(Your task)
Repeat every entry word for word, skipping the pictures.

+--

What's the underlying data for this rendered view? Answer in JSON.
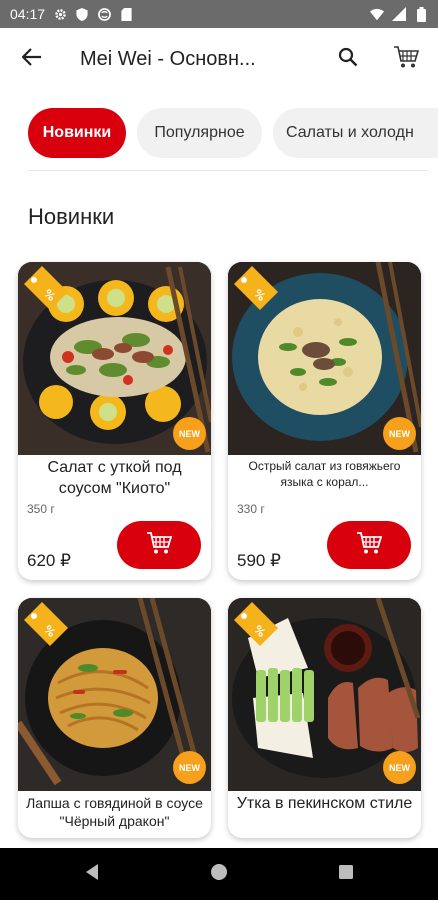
{
  "status_bar": {
    "time": "04:17",
    "left_icons": [
      "gear-icon",
      "shield-icon",
      "vpn-icon",
      "sd-card-icon"
    ],
    "right_icons": [
      "wifi-icon",
      "signal-icon",
      "battery-icon"
    ]
  },
  "app_bar": {
    "back_icon": "arrow-left-icon",
    "title": "Mei Wei - Основн...",
    "search_icon": "search-icon",
    "cart_icon": "shopping-cart-icon"
  },
  "categories": [
    {
      "label": "Новинки",
      "active": true
    },
    {
      "label": "Популярное",
      "active": false
    },
    {
      "label": "Салаты и холодн",
      "active": false
    }
  ],
  "section_title": "Новинки",
  "products": [
    {
      "name": "Салат с уткой под соусом \"Киото\"",
      "weight": "350 г",
      "price": "620 ₽",
      "badge": "NEW"
    },
    {
      "name": "Острый салат из говяжьего языка с корал...",
      "weight": "330 г",
      "price": "590 ₽",
      "badge": "NEW"
    },
    {
      "name": "Лапша с говядиной в соусе \"Чёрный дракон\"",
      "badge": "NEW"
    },
    {
      "name": "Утка в пекинском стиле",
      "badge": "NEW"
    }
  ],
  "colors": {
    "accent": "#d9000d",
    "badge_orange": "#f7a01c",
    "promo_yellow": "#f6b21a",
    "status_bar": "#6b6b6b"
  },
  "nav_bar": {
    "back": "triangle-back-icon",
    "home": "circle-home-icon",
    "recents": "square-recents-icon"
  }
}
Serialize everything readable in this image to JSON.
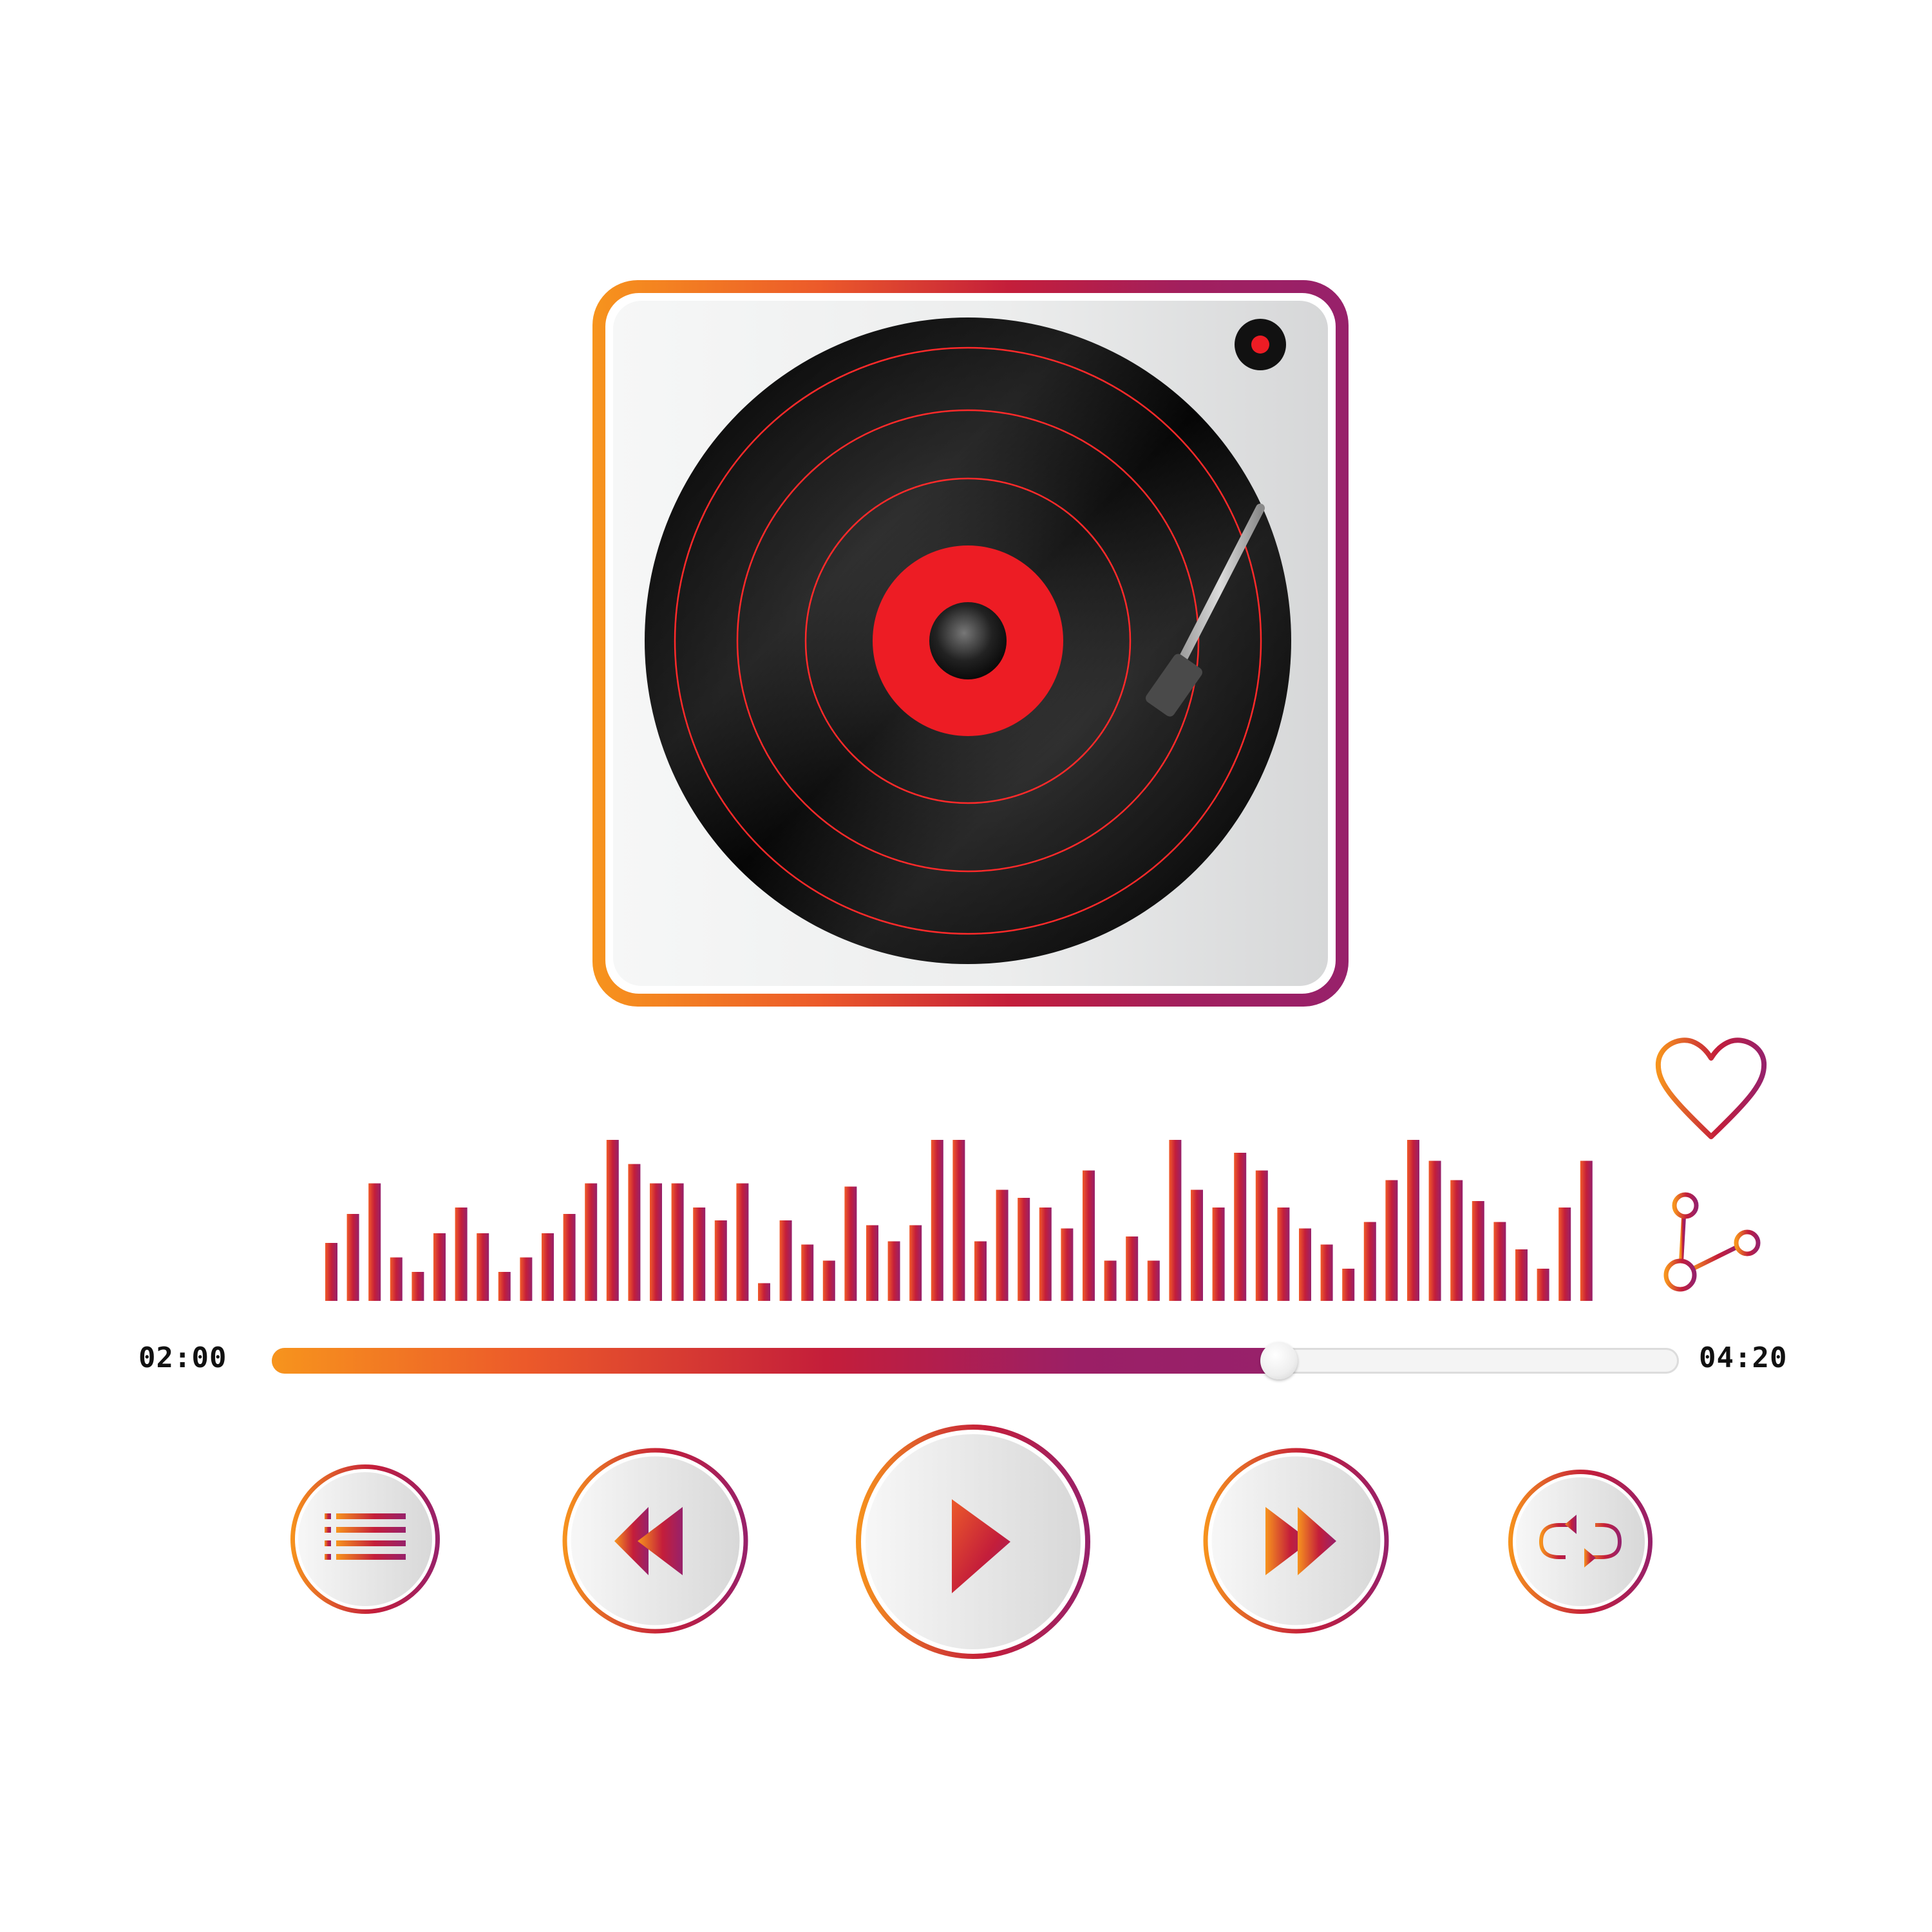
{
  "colors": {
    "gradient_start": "#f7941d",
    "gradient_mid": "#c41e3a",
    "gradient_end": "#97216b",
    "record_black": "#0a0a0a",
    "label_red": "#ed1c24",
    "groove_red": "#ff2a2a",
    "button_face": "#eeeeee"
  },
  "turntable": {
    "record": "vinyl-record",
    "tonearm": "tonearm"
  },
  "equalizer": {
    "levels": [
      0.36,
      0.54,
      0.73,
      0.27,
      0.18,
      0.42,
      0.58,
      0.42,
      0.18,
      0.27,
      0.42,
      0.54,
      0.73,
      1.0,
      0.85,
      0.73,
      0.73,
      0.58,
      0.5,
      0.73,
      0.11,
      0.5,
      0.35,
      0.25,
      0.71,
      0.47,
      0.37,
      0.47,
      1.0,
      1.0,
      0.37,
      0.69,
      0.64,
      0.58,
      0.45,
      0.81,
      0.25,
      0.4,
      0.25,
      1.0,
      0.69,
      0.58,
      0.92,
      0.81,
      0.58,
      0.45,
      0.35,
      0.2,
      0.49,
      0.75,
      1.0,
      0.87,
      0.75,
      0.62,
      0.49,
      0.32,
      0.2,
      0.58,
      0.87
    ]
  },
  "actions": {
    "favorite_icon": "heart-icon",
    "share_icon": "share-icon"
  },
  "player": {
    "elapsed": "02:00",
    "total": "04:20",
    "progress_fraction": 0.716
  },
  "controls": {
    "playlist_icon": "list-icon",
    "rewind_icon": "rewind-icon",
    "play_icon": "play-icon",
    "forward_icon": "fast-forward-icon",
    "repeat_icon": "repeat-icon"
  }
}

+--

(Task answer)
What's the underlying data for this rendered view? Answer in JSON.
{
  "status_bar": {
    "time": "04:17",
    "left_icons": [
      "gear-icon",
      "shield-icon",
      "vpn-icon",
      "sd-card-icon"
    ],
    "right_icons": [
      "wifi-icon",
      "signal-icon",
      "battery-icon"
    ]
  },
  "app_bar": {
    "back_icon": "arrow-left-icon",
    "title": "Mei Wei - Основн...",
    "search_icon": "search-icon",
    "cart_icon": "shopping-cart-icon"
  },
  "categories": [
    {
      "label": "Новинки",
      "active": true
    },
    {
      "label": "Популярное",
      "active": false
    },
    {
      "label": "Салаты и холодн",
      "active": false
    }
  ],
  "section_title": "Новинки",
  "products": [
    {
      "name": "Салат с уткой под соусом \"Киото\"",
      "weight": "350 г",
      "price": "620 ₽",
      "badge": "NEW"
    },
    {
      "name": "Острый салат из говяжьего языка с корал...",
      "weight": "330 г",
      "price": "590 ₽",
      "badge": "NEW"
    },
    {
      "name": "Лапша с говядиной в соусе \"Чёрный дракон\"",
      "badge": "NEW"
    },
    {
      "name": "Утка в пекинском стиле",
      "badge": "NEW"
    }
  ],
  "colors": {
    "accent": "#d9000d",
    "badge_orange": "#f7a01c",
    "promo_yellow": "#f6b21a",
    "status_bar": "#6b6b6b"
  },
  "nav_bar": {
    "back": "triangle-back-icon",
    "home": "circle-home-icon",
    "recents": "square-recents-icon"
  }
}
Serialize everything readable in this image to JSON.
{
  "colors": {
    "gradient_start": "#f7941d",
    "gradient_mid": "#c41e3a",
    "gradient_end": "#97216b",
    "record_black": "#0a0a0a",
    "label_red": "#ed1c24",
    "groove_red": "#ff2a2a",
    "button_face": "#eeeeee"
  },
  "turntable": {
    "record": "vinyl-record",
    "tonearm": "tonearm"
  },
  "equalizer": {
    "levels": [
      0.36,
      0.54,
      0.73,
      0.27,
      0.18,
      0.42,
      0.58,
      0.42,
      0.18,
      0.27,
      0.42,
      0.54,
      0.73,
      1.0,
      0.85,
      0.73,
      0.73,
      0.58,
      0.5,
      0.73,
      0.11,
      0.5,
      0.35,
      0.25,
      0.71,
      0.47,
      0.37,
      0.47,
      1.0,
      1.0,
      0.37,
      0.69,
      0.64,
      0.58,
      0.45,
      0.81,
      0.25,
      0.4,
      0.25,
      1.0,
      0.69,
      0.58,
      0.92,
      0.81,
      0.58,
      0.45,
      0.35,
      0.2,
      0.49,
      0.75,
      1.0,
      0.87,
      0.75,
      0.62,
      0.49,
      0.32,
      0.2,
      0.58,
      0.87
    ]
  },
  "actions": {
    "favorite_icon": "heart-icon",
    "share_icon": "share-icon"
  },
  "player": {
    "elapsed": "02:00",
    "total": "04:20",
    "progress_fraction": 0.716
  },
  "controls": {
    "playlist_icon": "list-icon",
    "rewind_icon": "rewind-icon",
    "play_icon": "play-icon",
    "forward_icon": "fast-forward-icon",
    "repeat_icon": "repeat-icon"
  }
}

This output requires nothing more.